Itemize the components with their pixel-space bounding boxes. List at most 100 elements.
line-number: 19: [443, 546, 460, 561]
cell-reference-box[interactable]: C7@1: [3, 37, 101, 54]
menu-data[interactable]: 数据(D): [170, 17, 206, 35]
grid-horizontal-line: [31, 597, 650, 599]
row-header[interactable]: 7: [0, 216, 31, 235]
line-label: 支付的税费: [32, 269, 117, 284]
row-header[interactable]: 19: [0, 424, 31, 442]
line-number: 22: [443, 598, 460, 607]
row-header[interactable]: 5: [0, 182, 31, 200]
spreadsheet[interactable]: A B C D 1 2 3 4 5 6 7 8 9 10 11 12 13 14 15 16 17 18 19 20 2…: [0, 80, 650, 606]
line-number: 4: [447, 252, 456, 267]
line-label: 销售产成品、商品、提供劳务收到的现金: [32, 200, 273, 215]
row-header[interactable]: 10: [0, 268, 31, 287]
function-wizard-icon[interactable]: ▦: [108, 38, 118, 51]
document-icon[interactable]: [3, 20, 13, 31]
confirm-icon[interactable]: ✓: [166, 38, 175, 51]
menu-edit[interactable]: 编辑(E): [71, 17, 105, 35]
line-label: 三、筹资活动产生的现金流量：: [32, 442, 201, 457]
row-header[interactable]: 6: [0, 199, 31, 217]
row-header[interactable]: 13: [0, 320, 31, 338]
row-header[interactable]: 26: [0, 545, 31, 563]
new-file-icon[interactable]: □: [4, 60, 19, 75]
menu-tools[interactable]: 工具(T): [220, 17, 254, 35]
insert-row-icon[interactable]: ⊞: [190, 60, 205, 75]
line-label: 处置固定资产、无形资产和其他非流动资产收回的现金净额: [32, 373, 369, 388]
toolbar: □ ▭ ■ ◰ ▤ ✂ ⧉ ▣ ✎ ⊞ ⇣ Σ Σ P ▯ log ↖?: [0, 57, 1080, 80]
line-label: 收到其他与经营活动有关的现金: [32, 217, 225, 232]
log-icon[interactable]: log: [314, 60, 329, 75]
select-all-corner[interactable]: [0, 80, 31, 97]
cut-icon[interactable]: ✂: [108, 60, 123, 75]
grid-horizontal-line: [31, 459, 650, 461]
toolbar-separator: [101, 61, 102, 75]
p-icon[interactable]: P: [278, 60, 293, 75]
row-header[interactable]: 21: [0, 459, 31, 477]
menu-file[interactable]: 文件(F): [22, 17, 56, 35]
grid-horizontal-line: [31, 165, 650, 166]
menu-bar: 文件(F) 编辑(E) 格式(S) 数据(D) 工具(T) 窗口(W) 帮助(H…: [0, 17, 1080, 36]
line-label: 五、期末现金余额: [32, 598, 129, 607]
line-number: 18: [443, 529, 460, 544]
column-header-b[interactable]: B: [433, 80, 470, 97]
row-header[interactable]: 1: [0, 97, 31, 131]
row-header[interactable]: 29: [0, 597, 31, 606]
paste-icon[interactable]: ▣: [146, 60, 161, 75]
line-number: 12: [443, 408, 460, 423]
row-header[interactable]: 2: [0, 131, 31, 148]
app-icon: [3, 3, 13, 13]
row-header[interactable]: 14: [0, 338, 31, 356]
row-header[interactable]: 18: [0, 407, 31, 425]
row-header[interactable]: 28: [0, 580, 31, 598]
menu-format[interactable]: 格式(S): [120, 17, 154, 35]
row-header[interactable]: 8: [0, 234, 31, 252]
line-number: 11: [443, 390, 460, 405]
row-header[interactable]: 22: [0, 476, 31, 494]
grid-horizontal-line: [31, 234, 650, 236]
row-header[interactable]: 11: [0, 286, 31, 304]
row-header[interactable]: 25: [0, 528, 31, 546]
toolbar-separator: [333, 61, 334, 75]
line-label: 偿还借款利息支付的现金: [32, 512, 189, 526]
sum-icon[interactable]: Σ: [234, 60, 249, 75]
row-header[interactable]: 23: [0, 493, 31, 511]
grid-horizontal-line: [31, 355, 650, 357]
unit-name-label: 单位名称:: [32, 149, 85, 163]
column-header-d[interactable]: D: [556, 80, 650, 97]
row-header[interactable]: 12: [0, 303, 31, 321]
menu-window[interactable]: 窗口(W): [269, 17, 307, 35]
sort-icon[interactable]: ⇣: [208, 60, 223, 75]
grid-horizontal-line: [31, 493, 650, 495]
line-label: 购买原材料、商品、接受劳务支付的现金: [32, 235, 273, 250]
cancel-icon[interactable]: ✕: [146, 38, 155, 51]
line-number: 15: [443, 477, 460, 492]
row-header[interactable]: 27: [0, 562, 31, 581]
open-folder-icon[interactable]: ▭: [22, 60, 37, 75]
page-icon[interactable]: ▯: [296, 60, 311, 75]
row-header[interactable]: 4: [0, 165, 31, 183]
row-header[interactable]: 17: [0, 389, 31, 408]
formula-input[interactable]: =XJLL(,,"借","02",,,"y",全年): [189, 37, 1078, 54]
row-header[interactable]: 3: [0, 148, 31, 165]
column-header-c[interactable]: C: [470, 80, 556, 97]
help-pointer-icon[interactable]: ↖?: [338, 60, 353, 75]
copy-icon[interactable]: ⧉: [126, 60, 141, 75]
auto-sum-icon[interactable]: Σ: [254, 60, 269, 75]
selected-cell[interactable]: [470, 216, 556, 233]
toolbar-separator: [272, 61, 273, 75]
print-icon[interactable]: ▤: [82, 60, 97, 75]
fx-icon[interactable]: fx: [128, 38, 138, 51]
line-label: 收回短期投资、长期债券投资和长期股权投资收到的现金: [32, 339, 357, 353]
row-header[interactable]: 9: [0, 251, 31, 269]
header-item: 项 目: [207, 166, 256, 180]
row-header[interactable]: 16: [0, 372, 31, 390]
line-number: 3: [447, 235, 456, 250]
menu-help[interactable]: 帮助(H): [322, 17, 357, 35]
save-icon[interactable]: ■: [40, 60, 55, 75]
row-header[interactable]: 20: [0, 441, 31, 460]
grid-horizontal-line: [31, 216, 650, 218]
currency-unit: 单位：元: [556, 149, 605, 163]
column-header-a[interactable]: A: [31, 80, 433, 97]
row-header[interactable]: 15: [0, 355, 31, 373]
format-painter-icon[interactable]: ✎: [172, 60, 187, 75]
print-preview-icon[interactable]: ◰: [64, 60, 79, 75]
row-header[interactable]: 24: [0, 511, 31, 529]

§ §

**Challenge**
Copy the items above verbatim.

**Solution for this task**
Itemize the components with their pixel-space bounding boxes. List at most 100 elements.
line-number: 19: [443, 546, 460, 561]
cell-reference-box[interactable]: C7@1: [3, 37, 101, 54]
menu-data[interactable]: 数据(D): [170, 17, 206, 35]
grid-horizontal-line: [31, 597, 650, 599]
row-header[interactable]: 7: [0, 216, 31, 235]
line-label: 支付的税费: [32, 269, 117, 284]
row-header[interactable]: 19: [0, 424, 31, 442]
line-number: 22: [443, 598, 460, 607]
row-header[interactable]: 5: [0, 182, 31, 200]
spreadsheet[interactable]: A B C D 1 2 3 4 5 6 7 8 9 10 11 12 13 14 15 16 17 18 19 20 2…: [0, 80, 650, 606]
line-number: 4: [447, 252, 456, 267]
line-label: 销售产成品、商品、提供劳务收到的现金: [32, 200, 273, 215]
row-header[interactable]: 10: [0, 268, 31, 287]
function-wizard-icon[interactable]: ▦: [108, 38, 118, 51]
document-icon[interactable]: [3, 20, 13, 31]
confirm-icon[interactable]: ✓: [166, 38, 175, 51]
menu-edit[interactable]: 编辑(E): [71, 17, 105, 35]
line-label: 三、筹资活动产生的现金流量：: [32, 442, 201, 457]
row-header[interactable]: 6: [0, 199, 31, 217]
row-header[interactable]: 13: [0, 320, 31, 338]
row-header[interactable]: 26: [0, 545, 31, 563]
new-file-icon[interactable]: □: [4, 60, 19, 75]
menu-tools[interactable]: 工具(T): [220, 17, 254, 35]
insert-row-icon[interactable]: ⊞: [190, 60, 205, 75]
line-label: 处置固定资产、无形资产和其他非流动资产收回的现金净额: [32, 373, 369, 388]
toolbar: □ ▭ ■ ◰ ▤ ✂ ⧉ ▣ ✎ ⊞ ⇣ Σ Σ P ▯ log ↖?: [0, 57, 1080, 80]
line-label: 收到其他与经营活动有关的现金: [32, 217, 225, 232]
log-icon[interactable]: log: [314, 60, 329, 75]
select-all-corner[interactable]: [0, 80, 31, 97]
cut-icon[interactable]: ✂: [108, 60, 123, 75]
grid-horizontal-line: [31, 459, 650, 461]
toolbar-separator: [101, 61, 102, 75]
p-icon[interactable]: P: [278, 60, 293, 75]
row-header[interactable]: 21: [0, 459, 31, 477]
menu-file[interactable]: 文件(F): [22, 17, 56, 35]
grid-horizontal-line: [31, 165, 650, 166]
menu-bar: 文件(F) 编辑(E) 格式(S) 数据(D) 工具(T) 窗口(W) 帮助(H…: [0, 17, 1080, 36]
line-label: 五、期末现金余额: [32, 598, 129, 607]
line-number: 18: [443, 529, 460, 544]
column-header-b[interactable]: B: [433, 80, 470, 97]
row-header[interactable]: 1: [0, 97, 31, 131]
row-header[interactable]: 29: [0, 597, 31, 606]
paste-icon[interactable]: ▣: [146, 60, 161, 75]
line-number: 12: [443, 408, 460, 423]
row-header[interactable]: 2: [0, 131, 31, 148]
app-icon: [3, 3, 13, 13]
row-header[interactable]: 14: [0, 338, 31, 356]
row-header[interactable]: 18: [0, 407, 31, 425]
row-header[interactable]: 28: [0, 580, 31, 598]
menu-format[interactable]: 格式(S): [120, 17, 154, 35]
row-header[interactable]: 8: [0, 234, 31, 252]
line-number: 11: [443, 390, 460, 405]
row-header[interactable]: 22: [0, 476, 31, 494]
grid-horizontal-line: [31, 234, 650, 236]
row-header[interactable]: 11: [0, 286, 31, 304]
row-header[interactable]: 25: [0, 528, 31, 546]
toolbar-separator: [333, 61, 334, 75]
line-label: 偿还借款利息支付的现金: [32, 512, 189, 526]
sum-icon[interactable]: Σ: [234, 60, 249, 75]
row-header[interactable]: 23: [0, 493, 31, 511]
grid-horizontal-line: [31, 355, 650, 357]
unit-name-label: 单位名称:: [32, 149, 85, 163]
column-header-d[interactable]: D: [556, 80, 650, 97]
row-header[interactable]: 12: [0, 303, 31, 321]
menu-window[interactable]: 窗口(W): [269, 17, 307, 35]
sort-icon[interactable]: ⇣: [208, 60, 223, 75]
grid-horizontal-line: [31, 493, 650, 495]
line-label: 购买原材料、商品、接受劳务支付的现金: [32, 235, 273, 250]
cancel-icon[interactable]: ✕: [146, 38, 155, 51]
line-number: 15: [443, 477, 460, 492]
row-header[interactable]: 27: [0, 562, 31, 581]
open-folder-icon[interactable]: ▭: [22, 60, 37, 75]
page-icon[interactable]: ▯: [296, 60, 311, 75]
row-header[interactable]: 4: [0, 165, 31, 183]
row-header[interactable]: 17: [0, 389, 31, 408]
formula-input[interactable]: =XJLL(,,"借","02",,,"y",全年): [189, 37, 1078, 54]
row-header[interactable]: 3: [0, 148, 31, 165]
column-header-c[interactable]: C: [470, 80, 556, 97]
help-pointer-icon[interactable]: ↖?: [338, 60, 353, 75]
copy-icon[interactable]: ⧉: [126, 60, 141, 75]
auto-sum-icon[interactable]: Σ: [254, 60, 269, 75]
selected-cell[interactable]: [470, 216, 556, 233]
toolbar-separator: [272, 61, 273, 75]
print-icon[interactable]: ▤: [82, 60, 97, 75]
fx-icon[interactable]: fx: [128, 38, 138, 51]
line-label: 收回短期投资、长期债券投资和长期股权投资收到的现金: [32, 339, 357, 353]
row-header[interactable]: 9: [0, 251, 31, 269]
header-item: 项 目: [207, 166, 256, 180]
row-header[interactable]: 16: [0, 372, 31, 390]
line-number: 3: [447, 235, 456, 250]
menu-help[interactable]: 帮助(H): [322, 17, 357, 35]
save-icon[interactable]: ■: [40, 60, 55, 75]
row-header[interactable]: 20: [0, 441, 31, 460]
grid-horizontal-line: [31, 216, 650, 218]
currency-unit: 单位：元: [556, 149, 605, 163]
column-header-a[interactable]: A: [31, 80, 433, 97]
row-header[interactable]: 15: [0, 355, 31, 373]
format-painter-icon[interactable]: ✎: [172, 60, 187, 75]
print-preview-icon[interactable]: ◰: [64, 60, 79, 75]
row-header[interactable]: 24: [0, 511, 31, 529]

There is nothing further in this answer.